GOAL OF THE EXERCISE: Output each entry below as it stands, leaving out every picture.

AVAILABLE DATA:
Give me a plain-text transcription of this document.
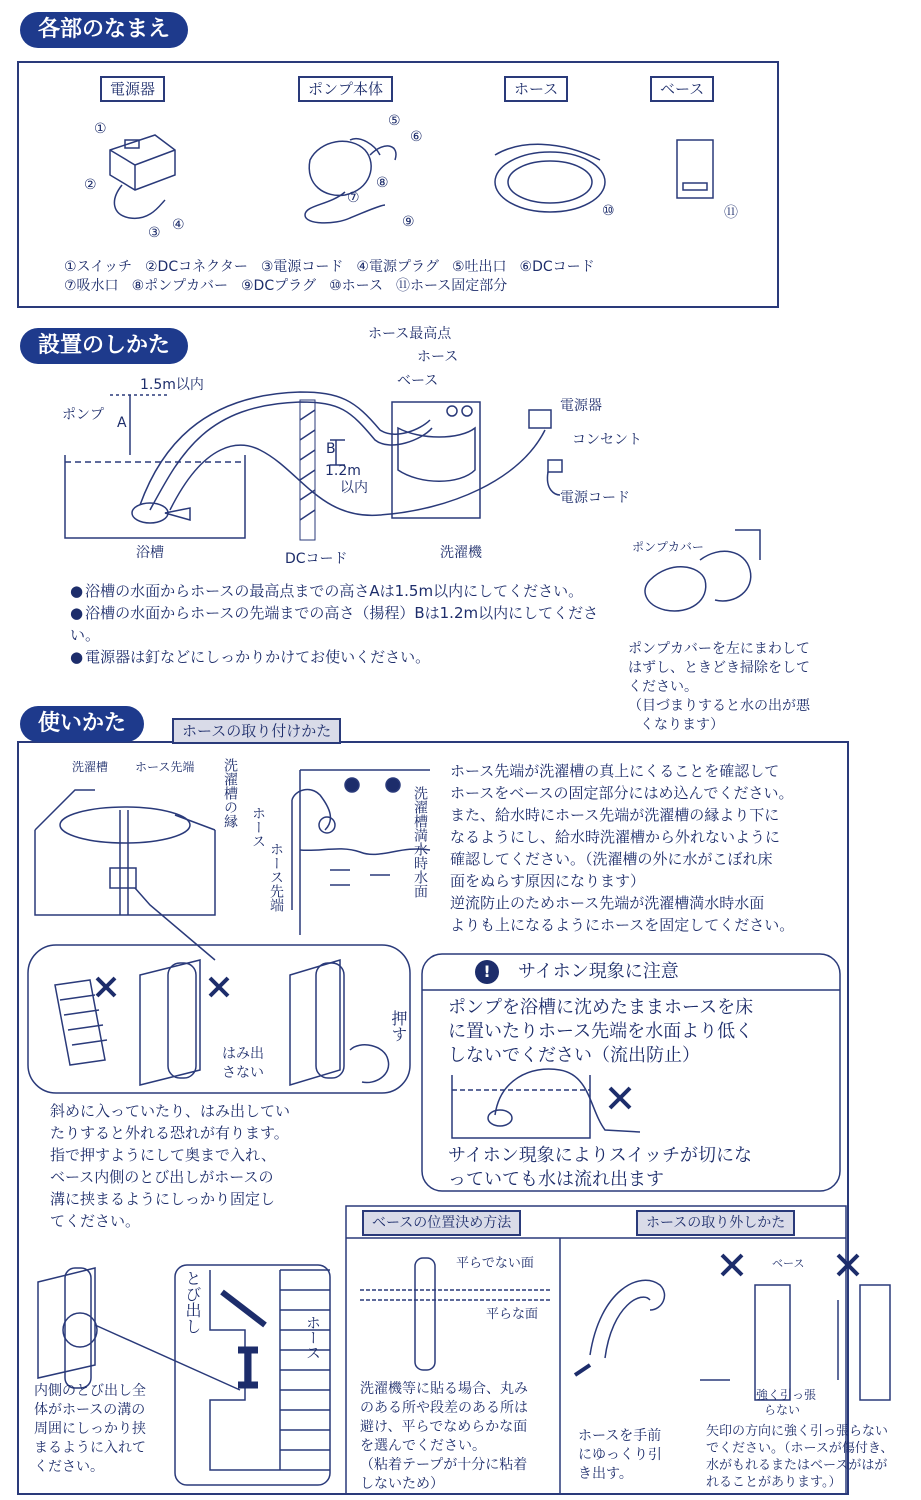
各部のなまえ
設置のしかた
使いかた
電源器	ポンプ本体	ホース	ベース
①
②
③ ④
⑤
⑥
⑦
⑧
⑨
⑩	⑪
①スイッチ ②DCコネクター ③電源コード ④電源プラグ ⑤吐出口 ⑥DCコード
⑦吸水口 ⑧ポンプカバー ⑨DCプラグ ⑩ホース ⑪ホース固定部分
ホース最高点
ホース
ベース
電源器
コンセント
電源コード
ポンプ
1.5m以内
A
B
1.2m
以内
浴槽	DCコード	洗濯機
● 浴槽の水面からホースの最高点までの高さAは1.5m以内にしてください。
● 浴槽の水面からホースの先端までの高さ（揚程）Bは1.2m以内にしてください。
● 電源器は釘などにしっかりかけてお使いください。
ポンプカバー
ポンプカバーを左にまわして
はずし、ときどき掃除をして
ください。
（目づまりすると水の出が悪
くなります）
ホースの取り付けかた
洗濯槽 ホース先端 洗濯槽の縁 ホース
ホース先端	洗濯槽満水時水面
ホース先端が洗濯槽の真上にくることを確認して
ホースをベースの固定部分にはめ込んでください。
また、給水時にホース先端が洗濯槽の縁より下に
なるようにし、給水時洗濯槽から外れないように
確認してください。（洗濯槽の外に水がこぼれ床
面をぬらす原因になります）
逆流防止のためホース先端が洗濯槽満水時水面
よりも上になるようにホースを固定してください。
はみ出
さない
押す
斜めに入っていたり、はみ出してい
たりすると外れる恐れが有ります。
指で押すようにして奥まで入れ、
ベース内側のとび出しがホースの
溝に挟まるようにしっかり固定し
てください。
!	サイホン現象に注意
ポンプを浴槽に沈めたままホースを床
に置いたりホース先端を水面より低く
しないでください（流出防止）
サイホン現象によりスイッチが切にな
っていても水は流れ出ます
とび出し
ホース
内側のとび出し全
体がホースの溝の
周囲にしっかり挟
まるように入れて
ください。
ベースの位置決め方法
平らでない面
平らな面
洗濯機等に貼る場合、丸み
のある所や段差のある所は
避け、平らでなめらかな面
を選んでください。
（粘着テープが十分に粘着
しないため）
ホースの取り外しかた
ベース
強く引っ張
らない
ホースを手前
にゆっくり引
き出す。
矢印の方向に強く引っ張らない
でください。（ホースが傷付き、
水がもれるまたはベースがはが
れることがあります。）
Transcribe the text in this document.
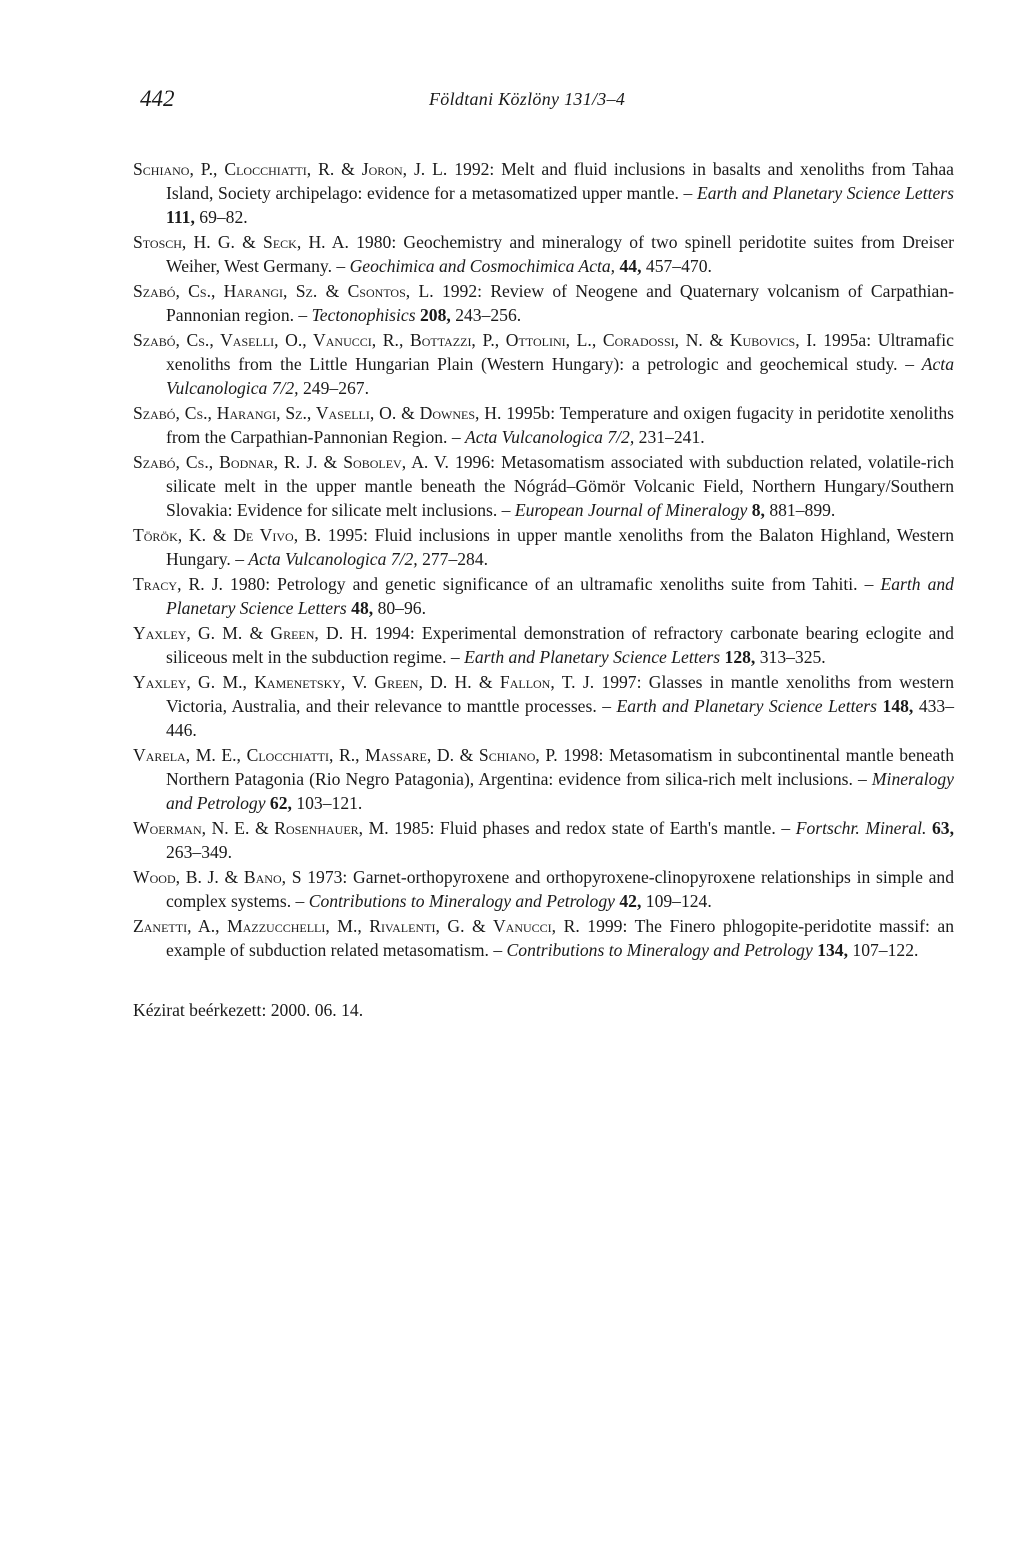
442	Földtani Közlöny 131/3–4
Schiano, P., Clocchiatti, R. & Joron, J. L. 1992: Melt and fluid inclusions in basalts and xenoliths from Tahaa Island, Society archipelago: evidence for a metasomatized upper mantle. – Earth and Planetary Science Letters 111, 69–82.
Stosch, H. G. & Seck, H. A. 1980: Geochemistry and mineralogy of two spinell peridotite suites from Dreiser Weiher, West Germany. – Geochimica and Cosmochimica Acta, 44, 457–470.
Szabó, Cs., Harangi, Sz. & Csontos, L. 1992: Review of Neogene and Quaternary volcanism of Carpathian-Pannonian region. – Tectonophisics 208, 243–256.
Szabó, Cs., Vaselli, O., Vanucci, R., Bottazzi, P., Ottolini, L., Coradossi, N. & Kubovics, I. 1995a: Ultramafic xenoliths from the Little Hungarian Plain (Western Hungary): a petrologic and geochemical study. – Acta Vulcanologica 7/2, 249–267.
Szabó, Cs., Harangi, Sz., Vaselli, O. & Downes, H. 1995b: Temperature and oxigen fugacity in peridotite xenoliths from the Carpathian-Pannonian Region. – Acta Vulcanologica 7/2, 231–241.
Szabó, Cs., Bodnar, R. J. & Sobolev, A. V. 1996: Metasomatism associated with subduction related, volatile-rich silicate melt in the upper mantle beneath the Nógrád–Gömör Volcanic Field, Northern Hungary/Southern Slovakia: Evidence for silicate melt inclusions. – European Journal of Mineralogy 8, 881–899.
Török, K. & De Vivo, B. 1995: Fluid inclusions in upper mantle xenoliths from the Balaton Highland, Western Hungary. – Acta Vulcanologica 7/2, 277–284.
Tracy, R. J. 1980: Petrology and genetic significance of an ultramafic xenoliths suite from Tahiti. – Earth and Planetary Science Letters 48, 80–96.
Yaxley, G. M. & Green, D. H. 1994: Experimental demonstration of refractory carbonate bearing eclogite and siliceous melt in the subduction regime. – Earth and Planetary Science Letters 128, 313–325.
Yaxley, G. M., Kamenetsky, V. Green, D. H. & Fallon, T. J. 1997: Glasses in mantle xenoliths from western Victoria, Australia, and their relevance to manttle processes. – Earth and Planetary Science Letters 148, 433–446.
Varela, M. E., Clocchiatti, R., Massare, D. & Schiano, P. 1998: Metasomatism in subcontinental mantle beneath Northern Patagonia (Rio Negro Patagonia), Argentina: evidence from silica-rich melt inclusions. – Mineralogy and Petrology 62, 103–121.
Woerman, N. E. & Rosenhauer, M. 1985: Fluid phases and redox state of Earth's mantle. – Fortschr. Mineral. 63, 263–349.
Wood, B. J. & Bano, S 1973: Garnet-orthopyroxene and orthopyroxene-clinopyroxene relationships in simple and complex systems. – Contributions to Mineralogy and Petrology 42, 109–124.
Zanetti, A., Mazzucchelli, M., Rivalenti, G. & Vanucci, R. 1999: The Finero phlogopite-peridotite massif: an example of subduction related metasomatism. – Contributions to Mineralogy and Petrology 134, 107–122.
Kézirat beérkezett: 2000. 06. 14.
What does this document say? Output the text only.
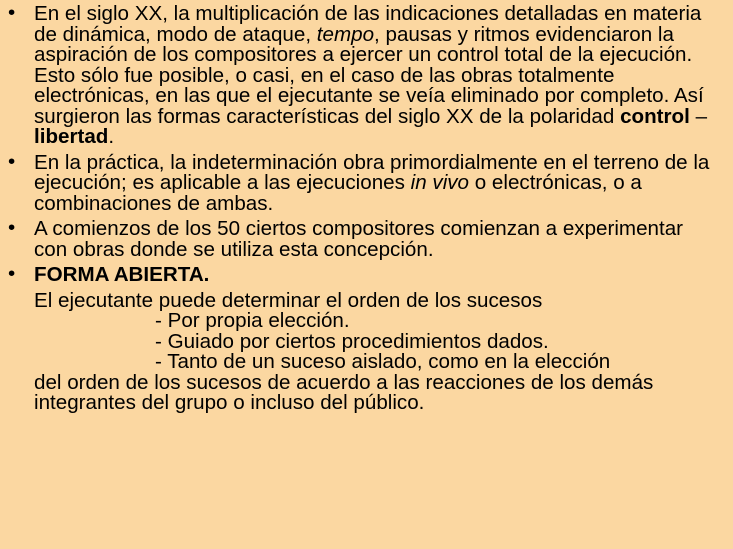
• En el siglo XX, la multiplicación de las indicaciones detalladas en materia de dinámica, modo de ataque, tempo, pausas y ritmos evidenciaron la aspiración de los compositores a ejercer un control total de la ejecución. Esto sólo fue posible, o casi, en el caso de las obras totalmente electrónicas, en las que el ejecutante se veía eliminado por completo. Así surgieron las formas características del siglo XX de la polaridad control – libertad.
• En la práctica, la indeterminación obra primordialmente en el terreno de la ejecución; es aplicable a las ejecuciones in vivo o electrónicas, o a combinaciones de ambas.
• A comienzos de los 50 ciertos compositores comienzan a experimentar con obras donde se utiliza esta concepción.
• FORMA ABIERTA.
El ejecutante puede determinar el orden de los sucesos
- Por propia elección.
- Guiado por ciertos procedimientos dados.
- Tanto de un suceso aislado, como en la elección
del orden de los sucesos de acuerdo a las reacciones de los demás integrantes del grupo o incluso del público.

THE SOLUTION:
Give me a plain-text transcription of this document.
各部のなまえ
設置のしかた
使いかた
電源器	ポンプ本体	ホース	ベース
①
②
③ ④
⑤
⑥
⑦
⑧
⑨
⑩	⑪
①スイッチ ②DCコネクター ③電源コード ④電源プラグ ⑤吐出口 ⑥DCコード
⑦吸水口 ⑧ポンプカバー ⑨DCプラグ ⑩ホース ⑪ホース固定部分
ホース最高点
ホース
ベース
電源器
コンセント
電源コード
ポンプ
1.5m以内
A
B
1.2m
以内
浴槽	DCコード	洗濯機
● 浴槽の水面からホースの最高点までの高さAは1.5m以内にしてください。
● 浴槽の水面からホースの先端までの高さ（揚程）Bは1.2m以内にしてください。
● 電源器は釘などにしっかりかけてお使いください。
ポンプカバー
ポンプカバーを左にまわして
はずし、ときどき掃除をして
ください。
（目づまりすると水の出が悪
くなります）
ホースの取り付けかた
洗濯槽 ホース先端 洗濯槽の縁 ホース
ホース先端	洗濯槽満水時水面
ホース先端が洗濯槽の真上にくることを確認して
ホースをベースの固定部分にはめ込んでください。
また、給水時にホース先端が洗濯槽の縁より下に
なるようにし、給水時洗濯槽から外れないように
確認してください。（洗濯槽の外に水がこぼれ床
面をぬらす原因になります）
逆流防止のためホース先端が洗濯槽満水時水面
よりも上になるようにホースを固定してください。
はみ出
さない
押す
斜めに入っていたり、はみ出してい
たりすると外れる恐れが有ります。
指で押すようにして奥まで入れ、
ベース内側のとび出しがホースの
溝に挟まるようにしっかり固定し
てください。
!	サイホン現象に注意
ポンプを浴槽に沈めたままホースを床
に置いたりホース先端を水面より低く
しないでください（流出防止）
サイホン現象によりスイッチが切にな
っていても水は流れ出ます
とび出し
ホース
内側のとび出し全
体がホースの溝の
周囲にしっかり挟
まるように入れて
ください。
ベースの位置決め方法
平らでない面
平らな面
洗濯機等に貼る場合、丸み
のある所や段差のある所は
避け、平らでなめらかな面
を選んでください。
（粘着テープが十分に粘着
しないため）
ホースの取り外しかた
ベース
強く引っ張
らない
ホースを手前
にゆっくり引
き出す。
矢印の方向に強く引っ張らない
でください。（ホースが傷付き、
水がもれるまたはベースがはが
れることがあります。）
Transcribe the text in this document.
442	Földtani Közlöny 131/3–4
Schiano, P., Clocchiatti, R. & Joron, J. L. 1992: Melt and fluid inclusions in basalts and xenoliths from Tahaa Island, Society archipelago: evidence for a metasomatized upper mantle. – Earth and Planetary Science Letters 111, 69–82.
Stosch, H. G. & Seck, H. A. 1980: Geochemistry and mineralogy of two spinell peridotite suites from Dreiser Weiher, West Germany. – Geochimica and Cosmochimica Acta, 44, 457–470.
Szabó, Cs., Harangi, Sz. & Csontos, L. 1992: Review of Neogene and Quaternary volcanism of Carpathian-Pannonian region. – Tectonophisics 208, 243–256.
Szabó, Cs., Vaselli, O., Vanucci, R., Bottazzi, P., Ottolini, L., Coradossi, N. & Kubovics, I. 1995a: Ultramafic xenoliths from the Little Hungarian Plain (Western Hungary): a petrologic and geochemical study. – Acta Vulcanologica 7/2, 249–267.
Szabó, Cs., Harangi, Sz., Vaselli, O. & Downes, H. 1995b: Temperature and oxigen fugacity in peridotite xenoliths from the Carpathian-Pannonian Region. – Acta Vulcanologica 7/2, 231–241.
Szabó, Cs., Bodnar, R. J. & Sobolev, A. V. 1996: Metasomatism associated with subduction related, volatile-rich silicate melt in the upper mantle beneath the Nógrád–Gömör Volcanic Field, Northern Hungary/Southern Slovakia: Evidence for silicate melt inclusions. – European Journal of Mineralogy 8, 881–899.
Török, K. & De Vivo, B. 1995: Fluid inclusions in upper mantle xenoliths from the Balaton Highland, Western Hungary. – Acta Vulcanologica 7/2, 277–284.
Tracy, R. J. 1980: Petrology and genetic significance of an ultramafic xenoliths suite from Tahiti. – Earth and Planetary Science Letters 48, 80–96.
Yaxley, G. M. & Green, D. H. 1994: Experimental demonstration of refractory carbonate bearing eclogite and siliceous melt in the subduction regime. – Earth and Planetary Science Letters 128, 313–325.
Yaxley, G. M., Kamenetsky, V. Green, D. H. & Fallon, T. J. 1997: Glasses in mantle xenoliths from western Victoria, Australia, and their relevance to manttle processes. – Earth and Planetary Science Letters 148, 433–446.
Varela, M. E., Clocchiatti, R., Massare, D. & Schiano, P. 1998: Metasomatism in subcontinental mantle beneath Northern Patagonia (Rio Negro Patagonia), Argentina: evidence from silica-rich melt inclusions. – Mineralogy and Petrology 62, 103–121.
Woerman, N. E. & Rosenhauer, M. 1985: Fluid phases and redox state of Earth's mantle. – Fortschr. Mineral. 63, 263–349.
Wood, B. J. & Bano, S 1973: Garnet-orthopyroxene and orthopyroxene-clinopyroxene relationships in simple and complex systems. – Contributions to Mineralogy and Petrology 42, 109–124.
Zanetti, A., Mazzucchelli, M., Rivalenti, G. & Vanucci, R. 1999: The Finero phlogopite-peridotite massif: an example of subduction related metasomatism. – Contributions to Mineralogy and Petrology 134, 107–122.
Kézirat beérkezett: 2000. 06. 14.
What does this document say? Output the text only.
• En el siglo XX, la multiplicación de las indicaciones detalladas en materia de dinámica, modo de ataque, tempo, pausas y ritmos evidenciaron la aspiración de los compositores a ejercer un control total de la ejecución. Esto sólo fue posible, o casi, en el caso de las obras totalmente electrónicas, en las que el ejecutante se veía eliminado por completo. Así surgieron las formas características del siglo XX de la polaridad control – libertad.
• En la práctica, la indeterminación obra primordialmente en el terreno de la ejecución; es aplicable a las ejecuciones in vivo o electrónicas, o a combinaciones de ambas.
• A comienzos de los 50 ciertos compositores comienzan a experimentar con obras donde se utiliza esta concepción.
• FORMA ABIERTA.
El ejecutante puede determinar el orden de los sucesos
- Por propia elección.
- Guiado por ciertos procedimientos dados.
- Tanto de un suceso aislado, como en la elección
del orden de los sucesos de acuerdo a las reacciones de los demás integrantes del grupo o incluso del público.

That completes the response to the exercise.